>>
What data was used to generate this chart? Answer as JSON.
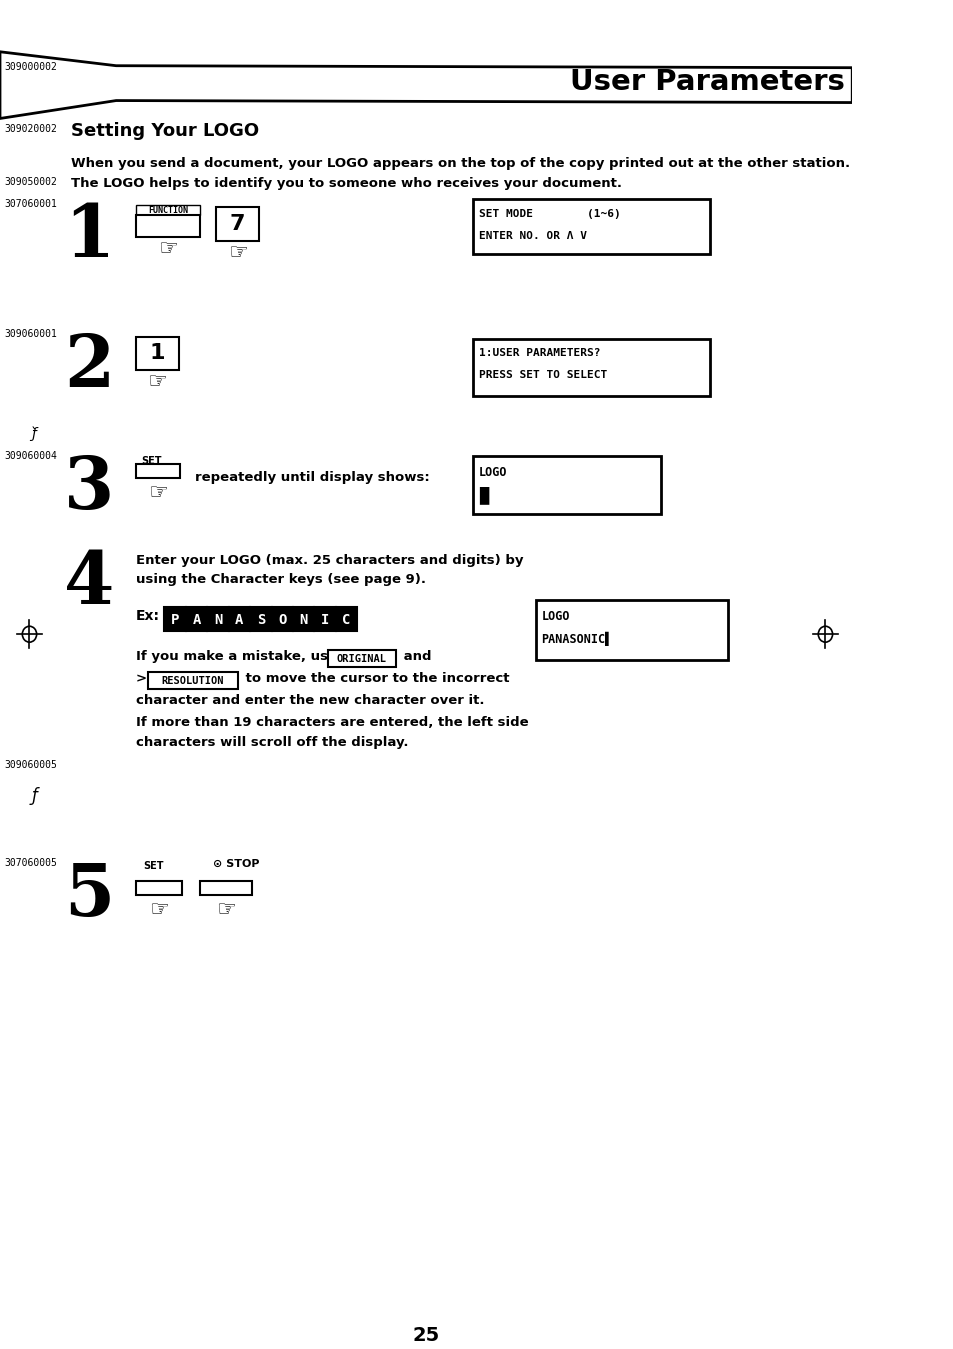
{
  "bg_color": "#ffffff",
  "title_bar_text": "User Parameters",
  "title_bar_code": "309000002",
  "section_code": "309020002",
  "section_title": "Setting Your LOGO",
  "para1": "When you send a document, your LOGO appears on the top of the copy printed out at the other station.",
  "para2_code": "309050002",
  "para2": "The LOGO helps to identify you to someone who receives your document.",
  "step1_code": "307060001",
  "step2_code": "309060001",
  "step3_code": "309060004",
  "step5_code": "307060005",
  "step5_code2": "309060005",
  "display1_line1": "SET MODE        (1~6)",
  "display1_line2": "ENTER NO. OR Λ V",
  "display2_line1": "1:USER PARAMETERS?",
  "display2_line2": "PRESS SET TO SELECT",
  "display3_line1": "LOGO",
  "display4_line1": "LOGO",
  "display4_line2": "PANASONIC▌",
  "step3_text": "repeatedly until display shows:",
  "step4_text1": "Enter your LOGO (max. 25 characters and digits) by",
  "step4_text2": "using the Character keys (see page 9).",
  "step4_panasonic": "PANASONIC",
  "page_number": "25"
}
<<
◆ **WRITTEN REQUEST**
Omit pictures; set down the rest of the material word for word.

◆ **FULL OUTPUT**
What data was used to generate this chart? Answer as JSON.
{
  "bg_color": "#ffffff",
  "title_bar_text": "User Parameters",
  "title_bar_code": "309000002",
  "section_code": "309020002",
  "section_title": "Setting Your LOGO",
  "para1": "When you send a document, your LOGO appears on the top of the copy printed out at the other station.",
  "para2_code": "309050002",
  "para2": "The LOGO helps to identify you to someone who receives your document.",
  "step1_code": "307060001",
  "step2_code": "309060001",
  "step3_code": "309060004",
  "step5_code": "307060005",
  "step5_code2": "309060005",
  "display1_line1": "SET MODE        (1~6)",
  "display1_line2": "ENTER NO. OR Λ V",
  "display2_line1": "1:USER PARAMETERS?",
  "display2_line2": "PRESS SET TO SELECT",
  "display3_line1": "LOGO",
  "display4_line1": "LOGO",
  "display4_line2": "PANASONIC▌",
  "step3_text": "repeatedly until display shows:",
  "step4_text1": "Enter your LOGO (max. 25 characters and digits) by",
  "step4_text2": "using the Character keys (see page 9).",
  "step4_panasonic": "PANASONIC",
  "page_number": "25"
}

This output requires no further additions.